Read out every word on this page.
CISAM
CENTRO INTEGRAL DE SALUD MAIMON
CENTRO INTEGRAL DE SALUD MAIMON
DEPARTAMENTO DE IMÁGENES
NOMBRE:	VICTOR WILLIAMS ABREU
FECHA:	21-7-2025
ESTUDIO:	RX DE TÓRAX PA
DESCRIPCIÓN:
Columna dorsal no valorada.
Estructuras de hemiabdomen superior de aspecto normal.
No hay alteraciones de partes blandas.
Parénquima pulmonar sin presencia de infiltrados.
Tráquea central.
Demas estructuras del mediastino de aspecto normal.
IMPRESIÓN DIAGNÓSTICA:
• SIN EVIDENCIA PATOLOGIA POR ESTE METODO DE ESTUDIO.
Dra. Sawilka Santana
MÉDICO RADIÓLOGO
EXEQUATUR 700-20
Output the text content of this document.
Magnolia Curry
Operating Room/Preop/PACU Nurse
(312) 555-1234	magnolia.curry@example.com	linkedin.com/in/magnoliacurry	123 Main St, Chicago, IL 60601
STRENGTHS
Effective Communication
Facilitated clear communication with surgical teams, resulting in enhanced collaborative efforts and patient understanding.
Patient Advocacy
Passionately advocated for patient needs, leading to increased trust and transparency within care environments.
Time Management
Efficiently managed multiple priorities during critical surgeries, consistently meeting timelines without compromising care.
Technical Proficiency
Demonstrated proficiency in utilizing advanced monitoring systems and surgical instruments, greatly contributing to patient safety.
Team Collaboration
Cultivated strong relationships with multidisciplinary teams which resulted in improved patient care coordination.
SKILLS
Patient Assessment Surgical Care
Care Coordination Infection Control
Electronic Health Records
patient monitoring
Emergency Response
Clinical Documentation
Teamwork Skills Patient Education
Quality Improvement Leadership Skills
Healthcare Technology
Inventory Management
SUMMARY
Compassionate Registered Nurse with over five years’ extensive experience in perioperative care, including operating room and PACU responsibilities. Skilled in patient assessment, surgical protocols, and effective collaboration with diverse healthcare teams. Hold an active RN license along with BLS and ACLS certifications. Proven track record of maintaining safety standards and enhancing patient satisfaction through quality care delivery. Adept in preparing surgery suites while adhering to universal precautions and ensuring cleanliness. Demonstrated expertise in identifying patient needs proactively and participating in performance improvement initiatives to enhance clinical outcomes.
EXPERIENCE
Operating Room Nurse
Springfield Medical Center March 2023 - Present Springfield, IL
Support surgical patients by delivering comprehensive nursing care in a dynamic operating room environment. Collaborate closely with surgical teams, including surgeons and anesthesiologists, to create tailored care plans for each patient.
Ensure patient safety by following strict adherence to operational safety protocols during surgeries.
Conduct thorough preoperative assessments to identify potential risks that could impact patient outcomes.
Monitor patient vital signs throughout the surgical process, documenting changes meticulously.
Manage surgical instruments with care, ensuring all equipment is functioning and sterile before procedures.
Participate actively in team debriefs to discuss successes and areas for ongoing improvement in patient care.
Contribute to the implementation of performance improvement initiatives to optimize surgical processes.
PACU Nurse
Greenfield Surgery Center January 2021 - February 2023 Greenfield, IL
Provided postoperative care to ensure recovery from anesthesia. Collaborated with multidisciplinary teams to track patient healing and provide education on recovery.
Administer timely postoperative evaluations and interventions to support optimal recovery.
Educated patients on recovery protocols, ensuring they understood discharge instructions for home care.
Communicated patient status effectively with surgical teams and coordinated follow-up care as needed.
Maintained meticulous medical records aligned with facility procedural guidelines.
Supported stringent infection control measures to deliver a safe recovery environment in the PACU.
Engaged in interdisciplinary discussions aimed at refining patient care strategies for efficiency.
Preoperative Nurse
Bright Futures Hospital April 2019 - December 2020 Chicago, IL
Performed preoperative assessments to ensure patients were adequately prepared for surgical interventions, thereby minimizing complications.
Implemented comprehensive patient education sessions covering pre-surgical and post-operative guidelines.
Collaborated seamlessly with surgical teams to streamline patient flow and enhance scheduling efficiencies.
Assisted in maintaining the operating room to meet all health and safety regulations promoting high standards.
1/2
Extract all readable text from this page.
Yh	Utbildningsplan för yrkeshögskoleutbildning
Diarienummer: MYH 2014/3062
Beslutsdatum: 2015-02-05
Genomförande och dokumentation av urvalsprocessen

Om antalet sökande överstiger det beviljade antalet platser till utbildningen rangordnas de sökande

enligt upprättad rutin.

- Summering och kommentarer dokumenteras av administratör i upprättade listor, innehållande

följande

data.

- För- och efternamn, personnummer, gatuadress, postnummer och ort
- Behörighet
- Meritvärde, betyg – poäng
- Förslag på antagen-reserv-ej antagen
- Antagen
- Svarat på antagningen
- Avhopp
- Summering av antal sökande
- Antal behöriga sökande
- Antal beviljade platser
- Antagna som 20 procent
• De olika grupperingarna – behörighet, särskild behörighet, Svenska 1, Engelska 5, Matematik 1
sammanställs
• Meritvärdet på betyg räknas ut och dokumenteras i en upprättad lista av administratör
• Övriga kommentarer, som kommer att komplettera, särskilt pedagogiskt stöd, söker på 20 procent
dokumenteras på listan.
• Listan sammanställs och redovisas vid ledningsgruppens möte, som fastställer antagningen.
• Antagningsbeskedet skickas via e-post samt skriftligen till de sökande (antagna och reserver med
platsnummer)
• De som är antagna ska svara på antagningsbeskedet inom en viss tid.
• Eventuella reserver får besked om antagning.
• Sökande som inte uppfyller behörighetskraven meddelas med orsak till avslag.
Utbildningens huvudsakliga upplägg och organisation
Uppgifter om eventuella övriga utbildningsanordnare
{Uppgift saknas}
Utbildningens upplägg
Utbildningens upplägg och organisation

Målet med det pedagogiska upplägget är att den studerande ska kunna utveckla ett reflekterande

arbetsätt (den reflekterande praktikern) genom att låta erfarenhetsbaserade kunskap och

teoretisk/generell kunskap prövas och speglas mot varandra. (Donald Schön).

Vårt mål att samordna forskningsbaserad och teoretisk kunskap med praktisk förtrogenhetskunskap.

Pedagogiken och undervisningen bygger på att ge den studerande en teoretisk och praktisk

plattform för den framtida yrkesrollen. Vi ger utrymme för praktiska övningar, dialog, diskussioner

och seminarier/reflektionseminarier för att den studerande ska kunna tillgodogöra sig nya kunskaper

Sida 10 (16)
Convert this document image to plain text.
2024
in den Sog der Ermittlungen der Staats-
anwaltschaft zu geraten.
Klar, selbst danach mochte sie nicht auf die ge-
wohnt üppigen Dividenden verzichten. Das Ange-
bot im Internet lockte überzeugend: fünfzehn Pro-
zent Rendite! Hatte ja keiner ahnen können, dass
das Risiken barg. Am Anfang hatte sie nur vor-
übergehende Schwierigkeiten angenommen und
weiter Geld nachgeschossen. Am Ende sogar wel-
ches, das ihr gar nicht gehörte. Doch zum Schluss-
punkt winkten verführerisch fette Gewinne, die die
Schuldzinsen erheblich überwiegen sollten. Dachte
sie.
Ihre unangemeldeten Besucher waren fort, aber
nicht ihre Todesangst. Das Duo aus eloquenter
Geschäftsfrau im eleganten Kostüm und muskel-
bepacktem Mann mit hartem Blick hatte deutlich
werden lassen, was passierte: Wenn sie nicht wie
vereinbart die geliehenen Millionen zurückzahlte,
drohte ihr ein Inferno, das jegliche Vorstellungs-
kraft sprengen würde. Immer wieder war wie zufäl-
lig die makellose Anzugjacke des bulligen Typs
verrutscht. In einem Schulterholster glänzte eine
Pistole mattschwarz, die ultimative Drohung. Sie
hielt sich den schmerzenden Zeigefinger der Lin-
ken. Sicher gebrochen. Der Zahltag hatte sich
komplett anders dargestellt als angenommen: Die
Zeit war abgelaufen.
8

What you will do ::
Please copy out each record, character for character.

Answer box ::
Read out every word on this page.
CISAM
CENTRO INTEGRAL DE SALUD MAIMON
CENTRO INTEGRAL DE SALUD MAIMON
DEPARTAMENTO DE IMÁGENES
NOMBRE:	VICTOR WILLIAMS ABREU
FECHA:	21-7-2025
ESTUDIO:	RX DE TÓRAX PA
DESCRIPCIÓN:
Columna dorsal no valorada.
Estructuras de hemiabdomen superior de aspecto normal.
No hay alteraciones de partes blandas.
Parénquima pulmonar sin presencia de infiltrados.
Tráquea central.
Demas estructuras del mediastino de aspecto normal.
IMPRESIÓN DIAGNÓSTICA:
• SIN EVIDENCIA PATOLOGIA POR ESTE METODO DE ESTUDIO.
Dra. Sawilka Santana
MÉDICO RADIÓLOGO
EXEQUATUR 700-20
Output the text content of this document.
Magnolia Curry
Operating Room/Preop/PACU Nurse
(312) 555-1234	magnolia.curry@example.com	linkedin.com/in/magnoliacurry	123 Main St, Chicago, IL 60601
STRENGTHS
Effective Communication
Facilitated clear communication with surgical teams, resulting in enhanced collaborative efforts and patient understanding.
Patient Advocacy
Passionately advocated for patient needs, leading to increased trust and transparency within care environments.
Time Management
Efficiently managed multiple priorities during critical surgeries, consistently meeting timelines without compromising care.
Technical Proficiency
Demonstrated proficiency in utilizing advanced monitoring systems and surgical instruments, greatly contributing to patient safety.
Team Collaboration
Cultivated strong relationships with multidisciplinary teams which resulted in improved patient care coordination.
SKILLS
Patient Assessment Surgical Care
Care Coordination Infection Control
Electronic Health Records
patient monitoring
Emergency Response
Clinical Documentation
Teamwork Skills Patient Education
Quality Improvement Leadership Skills
Healthcare Technology
Inventory Management
SUMMARY
Compassionate Registered Nurse with over five years’ extensive experience in perioperative care, including operating room and PACU responsibilities. Skilled in patient assessment, surgical protocols, and effective collaboration with diverse healthcare teams. Hold an active RN license along with BLS and ACLS certifications. Proven track record of maintaining safety standards and enhancing patient satisfaction through quality care delivery. Adept in preparing surgery suites while adhering to universal precautions and ensuring cleanliness. Demonstrated expertise in identifying patient needs proactively and participating in performance improvement initiatives to enhance clinical outcomes.
EXPERIENCE
Operating Room Nurse
Springfield Medical Center March 2023 - Present Springfield, IL
Support surgical patients by delivering comprehensive nursing care in a dynamic operating room environment. Collaborate closely with surgical teams, including surgeons and anesthesiologists, to create tailored care plans for each patient.
Ensure patient safety by following strict adherence to operational safety protocols during surgeries.
Conduct thorough preoperative assessments to identify potential risks that could impact patient outcomes.
Monitor patient vital signs throughout the surgical process, documenting changes meticulously.
Manage surgical instruments with care, ensuring all equipment is functioning and sterile before procedures.
Participate actively in team debriefs to discuss successes and areas for ongoing improvement in patient care.
Contribute to the implementation of performance improvement initiatives to optimize surgical processes.
PACU Nurse
Greenfield Surgery Center January 2021 - February 2023 Greenfield, IL
Provided postoperative care to ensure recovery from anesthesia. Collaborated with multidisciplinary teams to track patient healing and provide education on recovery.
Administer timely postoperative evaluations and interventions to support optimal recovery.
Educated patients on recovery protocols, ensuring they understood discharge instructions for home care.
Communicated patient status effectively with surgical teams and coordinated follow-up care as needed.
Maintained meticulous medical records aligned with facility procedural guidelines.
Supported stringent infection control measures to deliver a safe recovery environment in the PACU.
Engaged in interdisciplinary discussions aimed at refining patient care strategies for efficiency.
Preoperative Nurse
Bright Futures Hospital April 2019 - December 2020 Chicago, IL
Performed preoperative assessments to ensure patients were adequately prepared for surgical interventions, thereby minimizing complications.
Implemented comprehensive patient education sessions covering pre-surgical and post-operative guidelines.
Collaborated seamlessly with surgical teams to streamline patient flow and enhance scheduling efficiencies.
Assisted in maintaining the operating room to meet all health and safety regulations promoting high standards.
1/2
Extract all readable text from this page.
Yh	Utbildningsplan för yrkeshögskoleutbildning
Diarienummer: MYH 2014/3062
Beslutsdatum: 2015-02-05
Genomförande och dokumentation av urvalsprocessen

Om antalet sökande överstiger det beviljade antalet platser till utbildningen rangordnas de sökande

enligt upprättad rutin.

- Summering och kommentarer dokumenteras av administratör i upprättade listor, innehållande

följande

data.

- För- och efternamn, personnummer, gatuadress, postnummer och ort
- Behörighet
- Meritvärde, betyg – poäng
- Förslag på antagen-reserv-ej antagen
- Antagen
- Svarat på antagningen
- Avhopp
- Summering av antal sökande
- Antal behöriga sökande
- Antal beviljade platser
- Antagna som 20 procent
• De olika grupperingarna – behörighet, särskild behörighet, Svenska 1, Engelska 5, Matematik 1
sammanställs
• Meritvärdet på betyg räknas ut och dokumenteras i en upprättad lista av administratör
• Övriga kommentarer, som kommer att komplettera, särskilt pedagogiskt stöd, söker på 20 procent
dokumenteras på listan.
• Listan sammanställs och redovisas vid ledningsgruppens möte, som fastställer antagningen.
• Antagningsbeskedet skickas via e-post samt skriftligen till de sökande (antagna och reserver med
platsnummer)
• De som är antagna ska svara på antagningsbeskedet inom en viss tid.
• Eventuella reserver får besked om antagning.
• Sökande som inte uppfyller behörighetskraven meddelas med orsak till avslag.
Utbildningens huvudsakliga upplägg och organisation
Uppgifter om eventuella övriga utbildningsanordnare
{Uppgift saknas}
Utbildningens upplägg
Utbildningens upplägg och organisation

Målet med det pedagogiska upplägget är att den studerande ska kunna utveckla ett reflekterande

arbetsätt (den reflekterande praktikern) genom att låta erfarenhetsbaserade kunskap och

teoretisk/generell kunskap prövas och speglas mot varandra. (Donald Schön).

Vårt mål att samordna forskningsbaserad och teoretisk kunskap med praktisk förtrogenhetskunskap.

Pedagogiken och undervisningen bygger på att ge den studerande en teoretisk och praktisk

plattform för den framtida yrkesrollen. Vi ger utrymme för praktiska övningar, dialog, diskussioner

och seminarier/reflektionseminarier för att den studerande ska kunna tillgodogöra sig nya kunskaper

Sida 10 (16)
Convert this document image to plain text.
2024
in den Sog der Ermittlungen der Staats-
anwaltschaft zu geraten.
Klar, selbst danach mochte sie nicht auf die ge-
wohnt üppigen Dividenden verzichten. Das Ange-
bot im Internet lockte überzeugend: fünfzehn Pro-
zent Rendite! Hatte ja keiner ahnen können, dass
das Risiken barg. Am Anfang hatte sie nur vor-
übergehende Schwierigkeiten angenommen und
weiter Geld nachgeschossen. Am Ende sogar wel-
ches, das ihr gar nicht gehörte. Doch zum Schluss-
punkt winkten verführerisch fette Gewinne, die die
Schuldzinsen erheblich überwiegen sollten. Dachte
sie.
Ihre unangemeldeten Besucher waren fort, aber
nicht ihre Todesangst. Das Duo aus eloquenter
Geschäftsfrau im eleganten Kostüm und muskel-
bepacktem Mann mit hartem Blick hatte deutlich
werden lassen, was passierte: Wenn sie nicht wie
vereinbart die geliehenen Millionen zurückzahlte,
drohte ihr ein Inferno, das jegliche Vorstellungs-
kraft sprengen würde. Immer wieder war wie zufäl-
lig die makellose Anzugjacke des bulligen Typs
verrutscht. In einem Schulterholster glänzte eine
Pistole mattschwarz, die ultimative Drohung. Sie
hielt sich den schmerzenden Zeigefinger der Lin-
ken. Sicher gebrochen. Der Zahltag hatte sich
komplett anders dargestellt als angenommen: Die
Zeit war abgelaufen.
8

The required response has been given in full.